*TASK DIRECTIONS*
Search the records for the word "name" and pick out every line that has it.

- - - -

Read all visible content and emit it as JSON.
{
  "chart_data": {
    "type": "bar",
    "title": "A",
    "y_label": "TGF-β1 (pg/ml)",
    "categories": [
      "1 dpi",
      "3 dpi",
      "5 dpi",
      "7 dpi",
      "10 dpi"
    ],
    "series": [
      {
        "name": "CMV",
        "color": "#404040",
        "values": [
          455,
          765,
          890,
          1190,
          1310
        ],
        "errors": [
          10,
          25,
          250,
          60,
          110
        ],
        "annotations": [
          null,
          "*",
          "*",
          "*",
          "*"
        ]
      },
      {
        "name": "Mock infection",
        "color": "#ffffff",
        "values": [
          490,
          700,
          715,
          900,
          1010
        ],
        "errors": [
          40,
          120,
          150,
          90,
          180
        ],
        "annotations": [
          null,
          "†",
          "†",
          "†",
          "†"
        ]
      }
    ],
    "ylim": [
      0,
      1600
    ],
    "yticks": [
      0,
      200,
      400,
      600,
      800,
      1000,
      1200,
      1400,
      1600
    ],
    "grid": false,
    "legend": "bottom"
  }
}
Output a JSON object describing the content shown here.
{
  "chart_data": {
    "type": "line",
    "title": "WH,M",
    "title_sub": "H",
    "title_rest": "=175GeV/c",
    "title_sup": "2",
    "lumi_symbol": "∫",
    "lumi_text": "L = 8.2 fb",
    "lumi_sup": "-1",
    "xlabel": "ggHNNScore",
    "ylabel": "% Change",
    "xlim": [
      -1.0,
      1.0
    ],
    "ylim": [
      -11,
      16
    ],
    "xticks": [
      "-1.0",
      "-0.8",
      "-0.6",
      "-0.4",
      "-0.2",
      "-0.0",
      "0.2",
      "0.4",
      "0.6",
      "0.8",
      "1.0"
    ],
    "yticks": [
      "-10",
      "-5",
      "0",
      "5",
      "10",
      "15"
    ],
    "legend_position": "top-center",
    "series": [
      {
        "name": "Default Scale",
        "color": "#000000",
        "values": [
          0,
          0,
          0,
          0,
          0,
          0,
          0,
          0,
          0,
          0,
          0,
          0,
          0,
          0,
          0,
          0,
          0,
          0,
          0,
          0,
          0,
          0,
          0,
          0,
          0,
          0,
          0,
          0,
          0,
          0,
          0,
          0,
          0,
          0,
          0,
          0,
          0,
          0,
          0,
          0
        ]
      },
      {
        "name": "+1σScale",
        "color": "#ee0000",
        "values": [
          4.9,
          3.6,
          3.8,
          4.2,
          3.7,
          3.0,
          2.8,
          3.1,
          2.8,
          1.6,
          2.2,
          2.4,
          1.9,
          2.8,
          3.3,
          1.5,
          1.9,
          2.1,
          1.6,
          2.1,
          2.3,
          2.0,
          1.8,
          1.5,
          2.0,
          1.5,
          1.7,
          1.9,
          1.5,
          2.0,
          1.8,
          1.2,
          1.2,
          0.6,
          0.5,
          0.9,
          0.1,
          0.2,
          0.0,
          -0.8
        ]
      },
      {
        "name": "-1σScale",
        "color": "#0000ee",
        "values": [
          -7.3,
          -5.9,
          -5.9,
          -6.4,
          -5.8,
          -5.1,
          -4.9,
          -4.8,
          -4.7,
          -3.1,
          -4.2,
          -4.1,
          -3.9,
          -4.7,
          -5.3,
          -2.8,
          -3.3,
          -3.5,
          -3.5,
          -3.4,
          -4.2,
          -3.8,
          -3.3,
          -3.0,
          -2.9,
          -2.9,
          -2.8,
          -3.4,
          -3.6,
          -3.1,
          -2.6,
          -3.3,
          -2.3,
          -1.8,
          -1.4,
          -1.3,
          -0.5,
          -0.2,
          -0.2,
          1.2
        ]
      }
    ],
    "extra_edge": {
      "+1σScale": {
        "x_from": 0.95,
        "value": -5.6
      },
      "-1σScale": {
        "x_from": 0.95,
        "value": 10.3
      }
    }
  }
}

- - - -

*RESPONSE TO THE TASK*
        "name": "CMV",
        "name": "Mock infection",
        "name": "Default Scale",
        "name": "+1σScale",
        "name": "-1σScale",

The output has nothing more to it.